━━━━━ DATASET ENTRIES
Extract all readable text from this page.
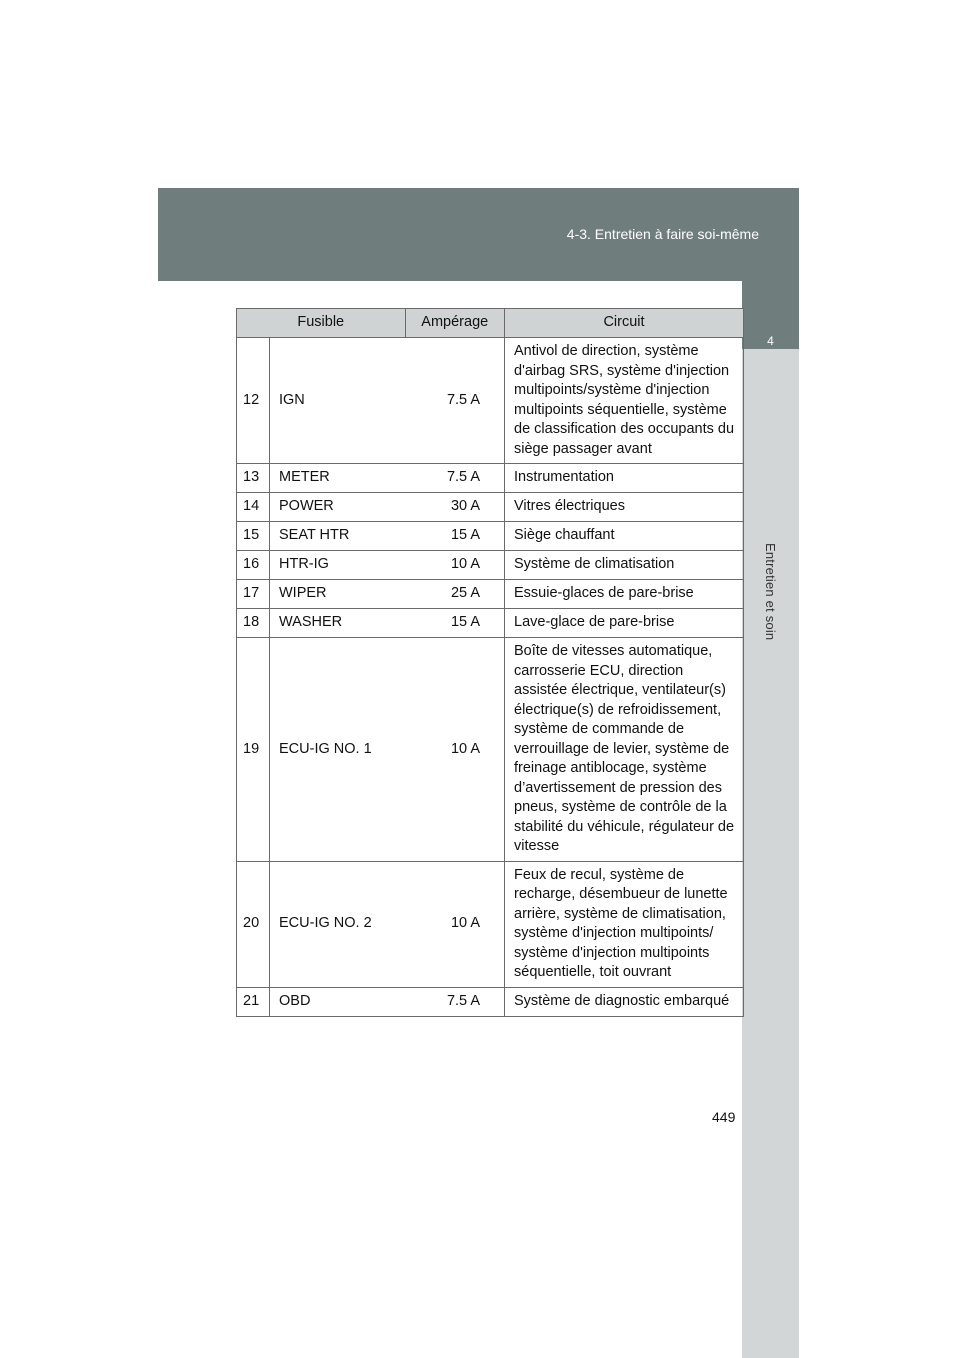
4-3. Entretien à faire soi-même
4
Entretien et soin
Fusible		Ampérage	Circuit
12	IGN	7.5 A	Antivol de direction, système d'airbag SRS, système d'injection multipoints/système d'injection multipoints séquentielle, système de classification des occupants du siège passager avant
13	METER	7.5 A	Instrumentation
14	POWER	30 A	Vitres électriques
15	SEAT HTR	15 A	Siège chauffant
16	HTR-IG	10 A	Système de climatisation
17	WIPER	25 A	Essuie-glaces de pare-brise
18	WASHER	15 A	Lave-glace de pare-brise
19	ECU-IG NO. 1	10 A	Boîte de vitesses automatique, carrosserie ECU, direction assistée électrique, ventilateur(s) électrique(s) de refroidissement, système de commande de verrouillage de levier, système de freinage antiblocage, système d’avertissement de pression des pneus, système de contrôle de la stabilité du véhicule, régulateur de vitesse
20	ECU-IG NO. 2	10 A	Feux de recul, système de recharge, désembueur de lunette arrière, système de climatisation, système d'injection multipoints/ système d'injection multipoints séquentielle, toit ouvrant
21	OBD	7.5 A	Système de diagnostic embarqué
449
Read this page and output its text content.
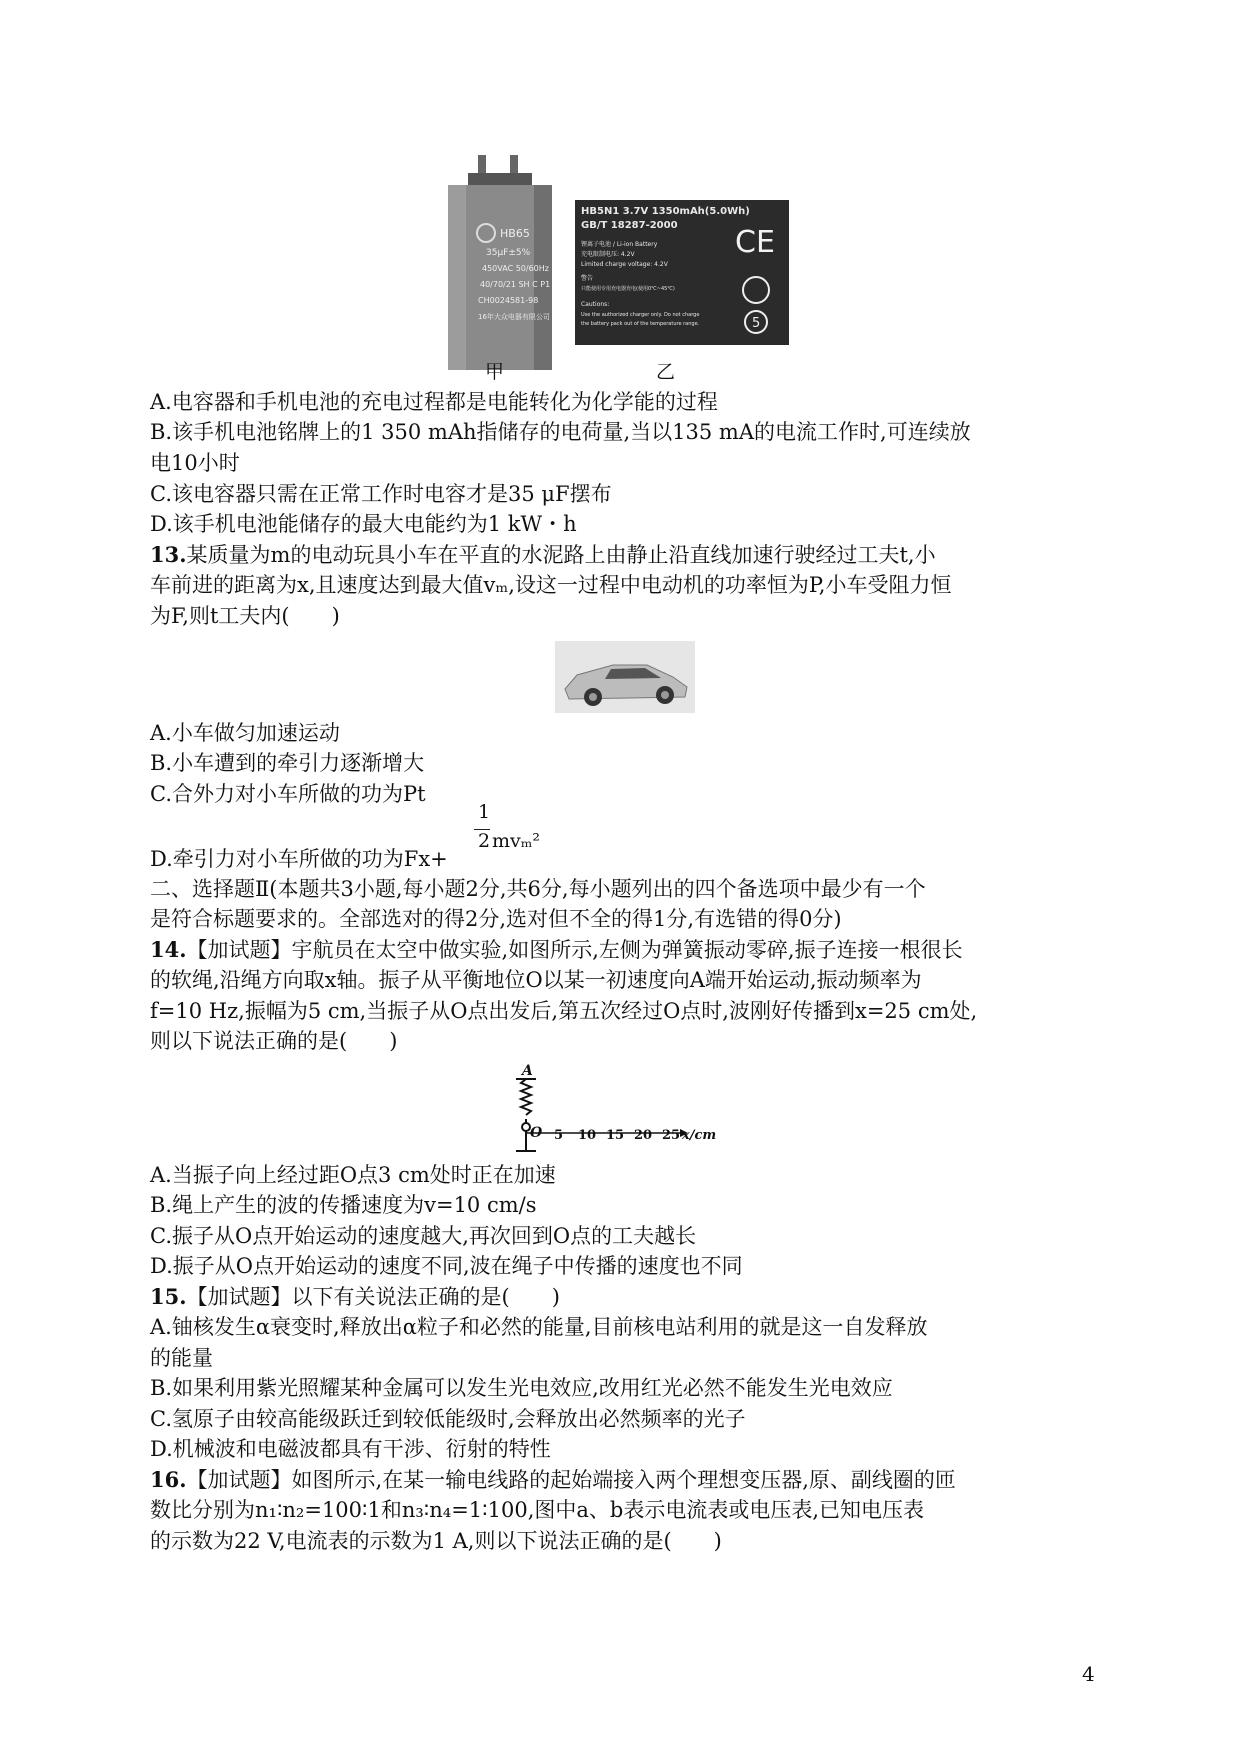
HB65
35μF±5%
450VAC 50/60Hz
40/70/21 SH C P1
CH0024581-98
16年大众电器有限公司
甲
HB5N1 3.7V 1350mAh(5.0Wh)
GB/T 18287-2000
锂离子电池 / Li-ion Battery
充电限制电压: 4.2V
Limited charge voltage: 4.2V
警告
只能使用专用充电器充电(使用0℃~45℃)
Cautions:
Use the authorized charger only. Do not charge
the battery pack out of the temperature range.
CE
5
乙
A.电容器和手机电池的充电过程都是电能转化为化学能的过程
B.该手机电池铭牌上的1 350 mAh指储存的电荷量,当以135 mA的电流工作时,可连续放
电10小时
C.该电容器只需在正常工作时电容才是35 μF摆布
D.该手机电池能储存的最大电能约为1 kW・h
13.某质量为m的电动玩具小车在平直的水泥路上由静止沿直线加速行驶经过工夫t,小
车前进的距离为x,且速度达到最大值vₘ,设这一过程中电动机的功率恒为P,小车受阻力恒
为F,则t工夫内(　　)
A.小车做匀加速运动
B.小车遭到的牵引力逐渐增大
C.合外力对小车所做的功为Pt
D.牵引力对小车所做的功为Fx+
1
2 mvₘ²
二、选择题Ⅱ(本题共3小题,每小题2分,共6分,每小题列出的四个备选项中最少有一个
是符合标题要求的。全部选对的得2分,选对但不全的得1分,有选错的得0分)
14.【加试题】宇航员在太空中做实验,如图所示,左侧为弹簧振动零碎,振子连接一根很长
的软绳,沿绳方向取x轴。振子从平衡地位O以某一初速度向A端开始运动,振动频率为
f=10 Hz,振幅为5 cm,当振子从O点出发后,第五次经过O点时,波刚好传播到x=25 cm处,
则以下说法正确的是(　　)
A
O 5 10 15 20 25 x/cm
A.当振子向上经过距O点3 cm处时正在加速
B.绳上产生的波的传播速度为v=10 cm/s
C.振子从O点开始运动的速度越大,再次回到O点的工夫越长
D.振子从O点开始运动的速度不同,波在绳子中传播的速度也不同
15.【加试题】以下有关说法正确的是(　　)
A.铀核发生α衰变时,释放出α粒子和必然的能量,目前核电站利用的就是这一自发释放
的能量
B.如果利用紫光照耀某种金属可以发生光电效应,改用红光必然不能发生光电效应
C.氢原子由较高能级跃迁到较低能级时,会释放出必然频率的光子
D.机械波和电磁波都具有干涉、衍射的特性
16.【加试题】如图所示,在某一输电线路的起始端接入两个理想变压器,原、副线圈的匝
数比分别为n₁∶n₂=100∶1和n₃∶n₄=1∶100,图中a、b表示电流表或电压表,已知电压表
的示数为22 V,电流表的示数为1 A,则以下说法正确的是(　　)
4
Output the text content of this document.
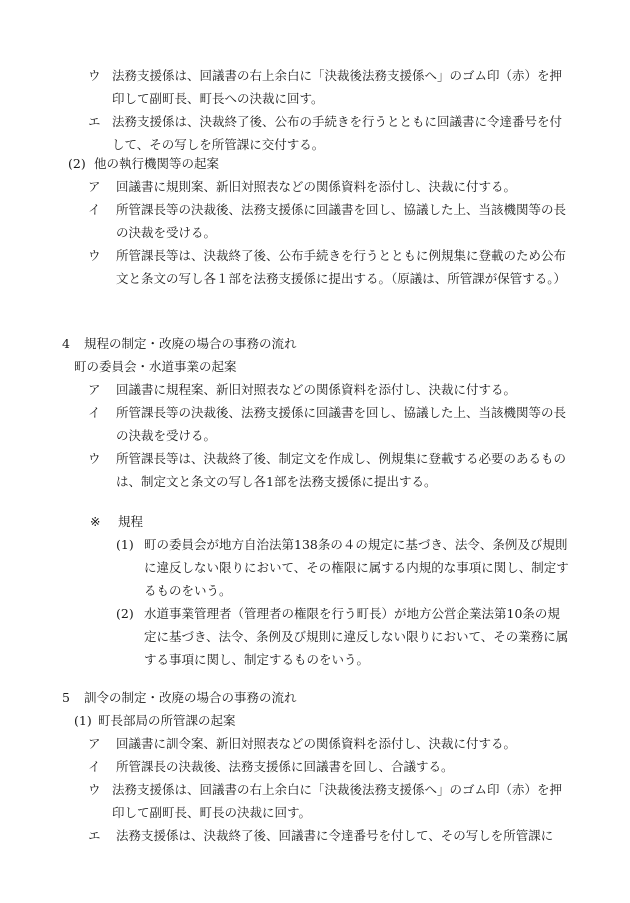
ウ 法務支援係は、回議書の右上余白に「決裁後法務支援係へ」のゴム印（赤）を押印して副町長、町長への決裁に回す。
エ 法務支援係は、決裁終了後、公布の手続きを行うとともに回議書に令達番号を付して、その写しを所管課に交付する。
(2) 他の執行機関等の起案
ア	回議書に規則案、新旧対照表などの関係資料を添付し、決裁に付する。
イ	所管課長等の決裁後、法務支援係に回議書を回し、協議した上、当該機関等の長の決裁を受ける。
ウ	所管課長等は、決裁終了後、公布手続きを行うとともに例規集に登載のため公布文と条文の写し各１部を法務支援係に提出する。（原議は、所管課が保管する。）
4	規程の制定・改廃の場合の事務の流れ
町の委員会・水道事業の起案
ア	回議書に規程案、新旧対照表などの関係資料を添付し、決裁に付する。
イ	所管課長等の決裁後、法務支援係に回議書を回し、協議した上、当該機関等の長の決裁を受ける。
ウ	所管課長等は、決裁終了後、制定文を作成し、例規集に登載する必要のあるものは、制定文と条文の写し各1部を法務支援係に提出する。
※	規程
(1) 町の委員会が地方自治法第138条の４の規定に基づき、法令、条例及び規則に違反しない限りにおいて、その権限に属する内規的な事項に関し、制定するものをいう。
(2) 水道事業管理者（管理者の権限を行う町長）が地方公営企業法第10条の規定に基づき、法令、条例及び規則に違反しない限りにおいて、その業務に属する事項に関し、制定するものをいう。
5	訓令の制定・改廃の場合の事務の流れ
(1) 町長部局の所管課の起案
ア	回議書に訓令案、新旧対照表などの関係資料を添付し、決裁に付する。
イ	所管課長の決裁後、法務支援係に回議書を回し、合議する。
ウ 法務支援係は、回議書の右上余白に「決裁後法務支援係へ」のゴム印（赤）を押印して副町長、町長の決裁に回す。
エ	法務支援係は、決裁終了後、回議書に令達番号を付して、その写しを所管課に
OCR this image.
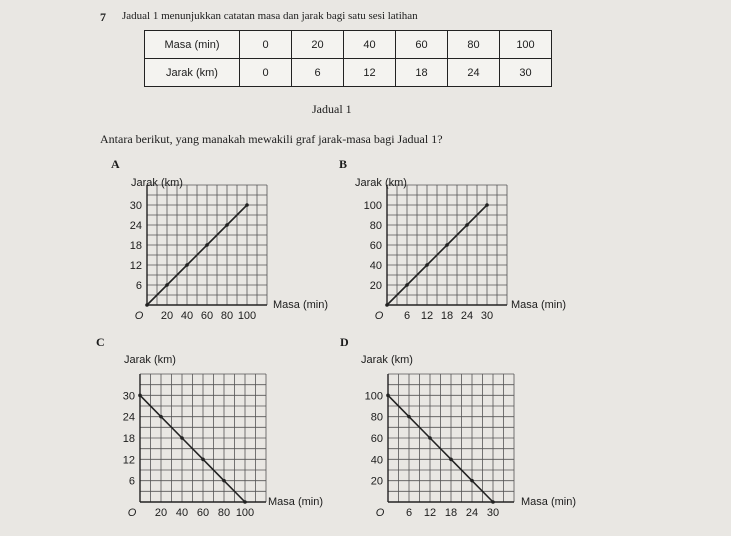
7 Jadual 1 menunjukkan catatan masa dan jarak bagi satu sesi latihan
Masa (min)	0	20	40	60	80	100
Jarak (km)	0	6	12	18	24	30
Jadual 1
Antara berikut, yang manakah mewakili graf jarak-masa bagi Jadual 1?
A	B
C	D
6
12
18
24
30
O 20 40 60 80 100
Jarak (km)
Masa (min)
20
40
60
80
100
O 6 12 18 24 30
Jarak (km)
Masa (min)
6
12
18
24
30
O 20 40 60 80 100
Jarak (km)
Masa (min)
20
40
60
80
100
O 6 12 18 24 30
Jarak (km)
Masa (min)
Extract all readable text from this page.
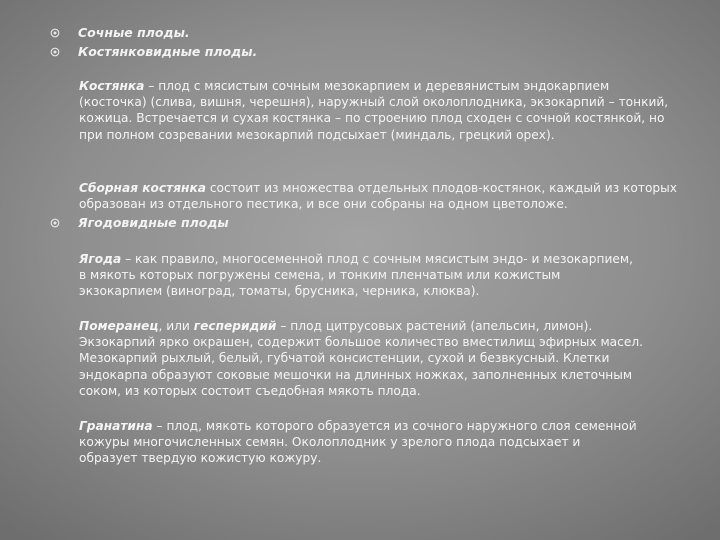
Сочные плоды.
Костянковидные плоды.

Костянка – плод с мясистым сочным мезокарпием и деревянистым эндокарпием (косточка) (слива, вишня, черешня), наружный слой околоплодника, экзокарпий – тонкий, кожица. Встречается и сухая костянка – по строению плод сходен с сочной костянкой, но при полном созревании мезокарпий подсыхает (миндаль, грецкий орех).

Сборная костянка состоит из множества отдельных плодов-костянок, каждый из которых образован из отдельного пестика, и все они собраны на одном цветоложе.

Ягодовидные плоды

Ягода – как правило, многосеменной плод с сочным мясистым эндо- и мезокарпием, в мякоть которых погружены семена, и тонким пленчатым или кожистым экзокарпием (виноград, томаты, брусника, черника, клюква).

Померанец, или гесперидий – плод цитрусовых растений (апельсин, лимон). Экзокарпий ярко окрашен, содержит большое количество вместилищ эфирных масел. Мезокарпий рыхлый, белый, губчатой консистенции, сухой и безвкусный. Клетки эндокарпа образуют соковые мешочки на длинных ножках, заполненных клеточным соком, из которых состоит съедобная мякоть плода.

Гранатина – плод, мякоть которого образуется из сочного наружного слоя семенной кожуры многочисленных семян. Околоплодник у зрелого плода подсыхает и образует твердую кожистую кожуру.
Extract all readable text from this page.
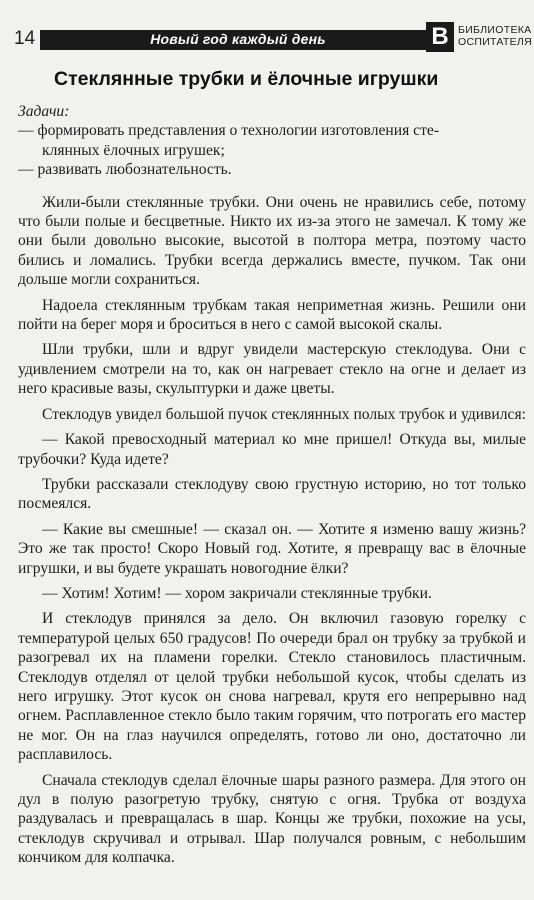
14	Новый год каждый день	B БИБЛИОТЕКА
ОСПИТАТЕЛЯ
Стеклянные трубки и ёлочные игрушки

Задачи:

— формировать представления о технологии изготовления сте-

клянных ёлочных игрушек;

— развивать любознательность.

Жили-были стеклянные трубки. Они очень не нравились себе, потому что были полые и бесцветные. Никто их из-за этого не замечал. К тому же они были довольно высокие, высотой в полтора метра, поэтому часто бились и ломались. Трубки всегда держались вместе, пучком. Так они дольше могли сохраниться.

Надоела стеклянным трубкам такая неприметная жизнь. Решили они пойти на берег моря и броситься в него с самой высокой скалы.

Шли трубки, шли и вдруг увидели мастерскую стеклодува. Они с удивлением смотрели на то, как он нагревает стекло на огне и делает из него красивые вазы, скульптурки и даже цветы.

Стеклодув увидел большой пучок стеклянных полых трубок и удивился:

— Какой превосходный материал ко мне пришел! Откуда вы, милые трубочки? Куда идете?

Трубки рассказали стеклодуву свою грустную историю, но тот только посмеялся.

— Какие вы смешные! — сказал он. — Хотите я изменю вашу жизнь? Это же так просто! Скоро Новый год. Хотите, я превращу вас в ёлочные игрушки, и вы будете украшать новогодние ёлки?

— Хотим! Хотим! — хором закричали стеклянные трубки.

И стеклодув принялся за дело. Он включил газовую горелку с температурой целых 650 градусов! По очереди брал он трубку за трубкой и разогревал их на пламени горелки. Стекло становилось пластичным. Стеклодув отделял от целой трубки небольшой кусок, чтобы сделать из него игрушку. Этот кусок он снова нагревал, крутя его непрерывно над огнем. Расплавленное стекло было таким горячим, что потрогать его мастер не мог. Он на глаз научился определять, готово ли оно, достаточно ли расплавилось.

Сначала стеклодув сделал ёлочные шары разного размера. Для этого он дул в полую разогретую трубку, снятую с огня. Трубка от воздуха раздувалась и превращалась в шар. Концы же трубки, похожие на усы, стеклодув скручивал и отрывал. Шар получался ровным, с небольшим кончиком для колпачка.
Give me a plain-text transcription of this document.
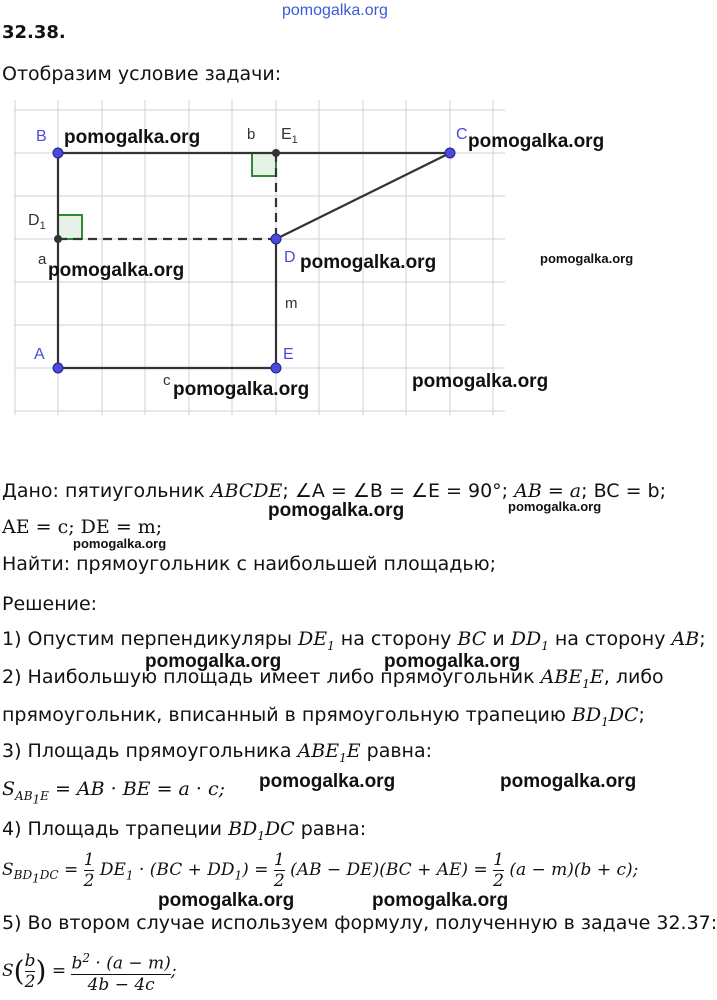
pomogalka.org
32.38.
Отобразим условие задачи:
B	$E_1$	C
$D_1$
D
A	E
b
a
m
c
pomogalka.org	pomogalka.org
pomogalka.org	pomogalka.org	pomogalka.org
pomogalka.org	pomogalka.org
Дано: пятиугольник ABCDE; ∠A = ∠B = ∠E = 90°; AB = a; BC = b;
AE = c; DE = m;
pomogalka.org	pomogalka.org
pomogalka.org
Найти: прямоугольник с наибольшей площадью;
Решение:
1) Опустим перпендикуляры $DE_1$ на сторону BC и $DD_1$ на сторону AB;
2) Наибольшую площадь имеет либо прямоугольник $ABE_1E$, либо
pomogalka.org	pomogalka.org
прямоугольник, вписанный в прямоугольную трапецию $BD_1DC$;
3) Площадь прямоугольника $ABE_1E$ равна:
$S_{AB_1E}$ = AB · BE = a · c; pomogalka.org	pomogalka.org
4) Площадь трапеции $BD_1DC$ равна:
$S_{BD_1DC} = \frac{1}{2} DE_1 \cdot (BC + DD_1) = \frac{1}{2} (AB - DE)(BC + AE) = \frac{1}{2} (a - m)(b + c)$;
pomogalka.org	pomogalka.org
5) Во втором случае используем формулу, полученную в задаче 32.37:
$S( \frac{b}{2}$ ) = $\frac{b^2 \cdot (a - m)}{4b - 4c}$ ;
━━━━━━━━━━
## REQUIREMENTS
Provide only the number of lines in the records containing the string "回議書の右上余白に".

## WRITTEN RESPONSE
2